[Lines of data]
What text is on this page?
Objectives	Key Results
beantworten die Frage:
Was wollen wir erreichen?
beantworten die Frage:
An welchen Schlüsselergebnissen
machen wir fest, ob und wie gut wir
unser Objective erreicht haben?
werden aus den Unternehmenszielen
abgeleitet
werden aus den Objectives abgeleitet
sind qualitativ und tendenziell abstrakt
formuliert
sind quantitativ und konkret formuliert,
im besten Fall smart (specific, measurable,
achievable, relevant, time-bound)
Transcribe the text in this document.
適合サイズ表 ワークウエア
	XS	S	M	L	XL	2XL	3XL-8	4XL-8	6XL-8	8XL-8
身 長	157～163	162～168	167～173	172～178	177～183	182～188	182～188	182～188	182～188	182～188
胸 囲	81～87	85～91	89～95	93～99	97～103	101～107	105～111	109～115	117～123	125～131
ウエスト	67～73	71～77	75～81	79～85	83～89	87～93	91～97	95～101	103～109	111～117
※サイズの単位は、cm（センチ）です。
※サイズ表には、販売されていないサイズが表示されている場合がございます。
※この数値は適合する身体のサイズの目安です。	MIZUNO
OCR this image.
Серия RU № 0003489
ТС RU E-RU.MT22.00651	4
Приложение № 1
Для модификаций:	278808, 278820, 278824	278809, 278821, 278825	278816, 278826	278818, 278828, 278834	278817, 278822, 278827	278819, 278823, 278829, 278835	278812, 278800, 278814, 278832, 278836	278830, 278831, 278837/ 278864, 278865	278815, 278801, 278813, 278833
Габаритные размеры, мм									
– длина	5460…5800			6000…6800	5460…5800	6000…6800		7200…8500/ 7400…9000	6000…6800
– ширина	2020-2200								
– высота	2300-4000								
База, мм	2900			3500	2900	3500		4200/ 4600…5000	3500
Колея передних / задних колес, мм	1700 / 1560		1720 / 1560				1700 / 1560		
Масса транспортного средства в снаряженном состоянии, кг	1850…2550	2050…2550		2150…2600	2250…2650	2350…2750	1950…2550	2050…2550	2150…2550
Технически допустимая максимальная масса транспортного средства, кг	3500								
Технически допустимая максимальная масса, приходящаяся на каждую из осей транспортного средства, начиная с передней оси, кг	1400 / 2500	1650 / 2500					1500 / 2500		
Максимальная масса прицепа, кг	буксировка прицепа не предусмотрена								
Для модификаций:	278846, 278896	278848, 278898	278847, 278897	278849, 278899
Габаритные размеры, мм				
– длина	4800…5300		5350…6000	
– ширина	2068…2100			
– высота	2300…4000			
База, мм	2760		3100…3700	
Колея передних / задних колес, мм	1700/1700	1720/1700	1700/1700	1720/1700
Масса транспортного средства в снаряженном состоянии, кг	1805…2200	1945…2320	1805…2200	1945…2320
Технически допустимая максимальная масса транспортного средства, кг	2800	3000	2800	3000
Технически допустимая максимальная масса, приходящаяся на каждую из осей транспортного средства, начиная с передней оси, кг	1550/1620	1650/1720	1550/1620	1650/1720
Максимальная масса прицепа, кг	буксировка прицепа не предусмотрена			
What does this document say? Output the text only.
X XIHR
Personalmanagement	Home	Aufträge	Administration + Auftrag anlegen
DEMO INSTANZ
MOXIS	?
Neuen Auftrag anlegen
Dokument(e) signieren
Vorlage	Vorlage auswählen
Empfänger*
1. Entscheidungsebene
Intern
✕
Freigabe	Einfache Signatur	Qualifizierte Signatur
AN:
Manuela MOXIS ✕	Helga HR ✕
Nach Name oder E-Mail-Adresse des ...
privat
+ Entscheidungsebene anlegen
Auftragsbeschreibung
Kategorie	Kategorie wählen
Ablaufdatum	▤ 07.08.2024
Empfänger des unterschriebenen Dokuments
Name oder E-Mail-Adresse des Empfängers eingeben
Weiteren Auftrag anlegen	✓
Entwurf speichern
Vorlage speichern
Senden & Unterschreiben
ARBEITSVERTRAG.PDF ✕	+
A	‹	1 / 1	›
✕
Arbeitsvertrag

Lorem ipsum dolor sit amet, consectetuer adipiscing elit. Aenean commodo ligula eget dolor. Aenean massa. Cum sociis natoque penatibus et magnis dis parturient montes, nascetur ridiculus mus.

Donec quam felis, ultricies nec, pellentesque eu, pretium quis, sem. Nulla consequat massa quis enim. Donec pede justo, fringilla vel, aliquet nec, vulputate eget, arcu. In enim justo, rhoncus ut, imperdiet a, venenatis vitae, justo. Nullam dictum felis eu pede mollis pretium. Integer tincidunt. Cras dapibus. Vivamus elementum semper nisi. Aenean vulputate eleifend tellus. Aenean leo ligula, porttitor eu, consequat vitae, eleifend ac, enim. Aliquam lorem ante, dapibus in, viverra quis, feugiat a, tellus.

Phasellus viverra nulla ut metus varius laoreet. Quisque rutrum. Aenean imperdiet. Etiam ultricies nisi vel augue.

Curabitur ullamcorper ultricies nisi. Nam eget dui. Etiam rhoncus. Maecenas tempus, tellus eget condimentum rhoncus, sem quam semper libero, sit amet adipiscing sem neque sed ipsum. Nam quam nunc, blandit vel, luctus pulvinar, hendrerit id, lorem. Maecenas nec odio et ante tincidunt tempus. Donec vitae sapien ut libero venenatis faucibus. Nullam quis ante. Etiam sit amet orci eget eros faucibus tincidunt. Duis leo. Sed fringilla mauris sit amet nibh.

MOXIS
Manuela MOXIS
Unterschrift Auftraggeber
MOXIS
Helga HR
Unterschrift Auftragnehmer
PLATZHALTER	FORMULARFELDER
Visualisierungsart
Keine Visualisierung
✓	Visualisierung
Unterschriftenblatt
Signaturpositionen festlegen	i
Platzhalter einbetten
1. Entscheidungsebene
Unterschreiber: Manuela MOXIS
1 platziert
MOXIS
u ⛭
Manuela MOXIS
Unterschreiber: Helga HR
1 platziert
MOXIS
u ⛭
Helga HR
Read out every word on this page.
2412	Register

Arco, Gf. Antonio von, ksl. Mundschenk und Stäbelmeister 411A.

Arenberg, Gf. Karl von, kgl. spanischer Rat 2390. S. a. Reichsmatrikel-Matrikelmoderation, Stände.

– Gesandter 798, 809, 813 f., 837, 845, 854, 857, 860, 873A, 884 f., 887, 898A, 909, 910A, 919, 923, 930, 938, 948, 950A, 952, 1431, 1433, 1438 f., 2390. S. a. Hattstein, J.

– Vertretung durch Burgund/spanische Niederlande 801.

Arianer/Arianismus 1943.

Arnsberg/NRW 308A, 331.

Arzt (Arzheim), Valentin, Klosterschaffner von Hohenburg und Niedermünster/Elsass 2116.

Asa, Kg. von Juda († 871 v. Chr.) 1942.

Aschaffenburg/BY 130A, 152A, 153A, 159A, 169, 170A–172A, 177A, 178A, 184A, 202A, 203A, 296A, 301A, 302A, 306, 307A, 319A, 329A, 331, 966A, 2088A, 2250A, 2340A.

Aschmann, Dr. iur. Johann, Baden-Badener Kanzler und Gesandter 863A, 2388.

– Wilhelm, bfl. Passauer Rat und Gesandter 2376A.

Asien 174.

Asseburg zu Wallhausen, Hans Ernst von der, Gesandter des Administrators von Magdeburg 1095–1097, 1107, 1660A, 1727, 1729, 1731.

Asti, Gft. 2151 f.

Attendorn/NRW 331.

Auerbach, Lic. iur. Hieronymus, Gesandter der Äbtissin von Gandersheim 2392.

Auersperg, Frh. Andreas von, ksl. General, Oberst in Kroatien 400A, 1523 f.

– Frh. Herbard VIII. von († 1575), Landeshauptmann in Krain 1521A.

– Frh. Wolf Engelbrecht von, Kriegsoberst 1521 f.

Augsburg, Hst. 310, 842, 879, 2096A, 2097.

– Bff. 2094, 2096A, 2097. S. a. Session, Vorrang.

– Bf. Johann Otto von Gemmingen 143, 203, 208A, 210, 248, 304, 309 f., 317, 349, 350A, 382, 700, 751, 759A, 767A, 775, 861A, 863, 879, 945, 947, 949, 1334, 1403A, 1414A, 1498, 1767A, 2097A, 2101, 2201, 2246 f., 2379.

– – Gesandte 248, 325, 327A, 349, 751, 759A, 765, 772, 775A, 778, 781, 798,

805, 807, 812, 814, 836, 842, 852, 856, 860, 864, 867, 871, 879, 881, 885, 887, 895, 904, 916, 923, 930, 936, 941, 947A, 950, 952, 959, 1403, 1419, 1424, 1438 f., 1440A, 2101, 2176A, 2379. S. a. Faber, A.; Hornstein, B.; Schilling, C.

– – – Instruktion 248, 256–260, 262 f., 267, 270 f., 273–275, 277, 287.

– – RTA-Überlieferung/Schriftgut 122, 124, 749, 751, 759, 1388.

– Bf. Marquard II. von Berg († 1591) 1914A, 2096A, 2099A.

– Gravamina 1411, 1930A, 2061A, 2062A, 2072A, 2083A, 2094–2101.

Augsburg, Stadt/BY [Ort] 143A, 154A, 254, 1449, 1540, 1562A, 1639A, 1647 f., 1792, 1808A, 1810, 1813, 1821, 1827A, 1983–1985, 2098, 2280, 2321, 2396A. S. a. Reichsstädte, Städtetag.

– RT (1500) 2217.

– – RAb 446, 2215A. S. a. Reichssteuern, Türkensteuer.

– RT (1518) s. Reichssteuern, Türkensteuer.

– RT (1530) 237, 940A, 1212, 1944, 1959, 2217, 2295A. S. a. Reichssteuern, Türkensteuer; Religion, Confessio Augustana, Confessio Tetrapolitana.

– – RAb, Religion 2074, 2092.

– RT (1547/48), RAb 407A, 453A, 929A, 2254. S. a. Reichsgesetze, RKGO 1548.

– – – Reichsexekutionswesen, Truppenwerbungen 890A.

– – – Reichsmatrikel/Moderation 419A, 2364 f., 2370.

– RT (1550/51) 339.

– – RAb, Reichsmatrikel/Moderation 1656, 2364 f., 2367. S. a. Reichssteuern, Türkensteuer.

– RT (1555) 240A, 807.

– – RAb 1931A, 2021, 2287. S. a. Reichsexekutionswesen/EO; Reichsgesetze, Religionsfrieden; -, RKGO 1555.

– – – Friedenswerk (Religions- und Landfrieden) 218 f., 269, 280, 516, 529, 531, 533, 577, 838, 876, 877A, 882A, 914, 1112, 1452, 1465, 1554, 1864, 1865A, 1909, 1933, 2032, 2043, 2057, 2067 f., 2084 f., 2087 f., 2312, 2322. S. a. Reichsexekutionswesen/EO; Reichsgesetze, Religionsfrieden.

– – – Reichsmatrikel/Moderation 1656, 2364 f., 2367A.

| DIRECTION |
Which lines hold the word "sind"? Copy each of them from the records.

| ANSWER TO THE EXERCISE |
sind qualitativ und tendenziell abstrakt
sind quantitativ und konkret formuliert,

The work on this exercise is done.